WHAT TO DO:
Reproduce the passage of the conference session summaries from "Marta Gonzalez Martinez" up to and including "harness in industry.", switching "tooling" to "equipment".
** Start PAGE **
Euidok Ryu (Doosan Electro-Materials) presented a session on High Thermal Resistance FFC Technology for Automotive Applications.” Within the automotive industry, new trends in autonomous vehicles, electric vehicles and connected cars (involving more software and electronic components) the role of wires (which used to be confined to power and signaling) is now much more diversified and highly integrated. With more functions to handle, automotive wire harnesses currently are increasing volume and weight of product. Lighter and simpler wires (FFC) are raised as substitutes for wire harnesses for higher reliability such as thermal resistance, (vehicle interior are demanding thermal resistance around 125°C and components of the engine room are requiring thermal resistance around 150°C). Whereas, there is a limit to extending polyester material application, mainly used for FFC with low heat-resistant temperature (UL Rating 105°C) and typical tendecy to hydrolysis under high-humidity and high-temperature conditios.  To overcome this problem, the hydrothermal degradation characteristics can be solved by constructing a Crosslinking type Resin system and introducing Graft-polyester which could withstand the process temperature of 260°C. This product was first certified as a Coating Type FFC to rating 125°C and 150°C by UL.

Marta Gonzalez Martinez (Celestica Spain) presented a session on “Wire Harness Manufacturing, How to Develop a Process.”  Wire harness and cable assembly process could be an easy or complex process depending on its own definition and the tooling chosen. To obtain a repetitive and efficient process that assure IPC/WHMA-A-620 quality requirements is essential to establish clearly which are the key parameters and tools adequated to the type of cables or harnesses to be produced. Therefore, prior to start manufacturing, an initial process information is required while others parameters are obtained during first batch building. All this information and parameters are the key to obtain a robust process. This presentation will provide an overview of processes and tools requirements to manufacture the most common cable and harness in industry.
** End PAGE **
** Start DATA LINES **
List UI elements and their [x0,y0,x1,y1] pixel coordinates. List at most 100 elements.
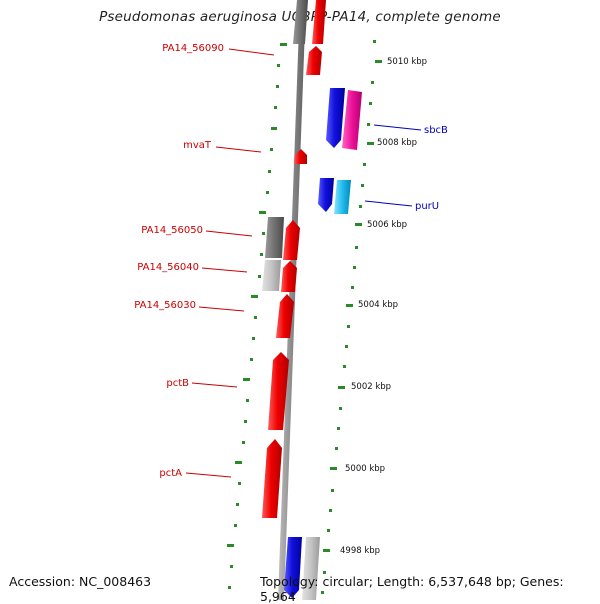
** End DATA LINES **
TASK RESPONSE:
Marta Gonzalez Martinez (Celestica Spain) presented a session on “Wire Harness Manufacturing, How to Develop a Process.”  Wire harness and cable assembly process could be an easy or complex process depending on its own definition and the equipment chosen. To obtain a repetitive and efficient process that assure IPC/WHMA-A-620 quality requirements is essential to establish clearly which are the key parameters and tools adequated to the type of cables or harnesses to be produced. Therefore, prior to start manufacturing, an initial process information is required while others parameters are obtained during first batch building. All this information and parameters are the key to obtain a robust process. This presentation will provide an overview of processes and tools requirements to manufacture the most common cable and harness in industry.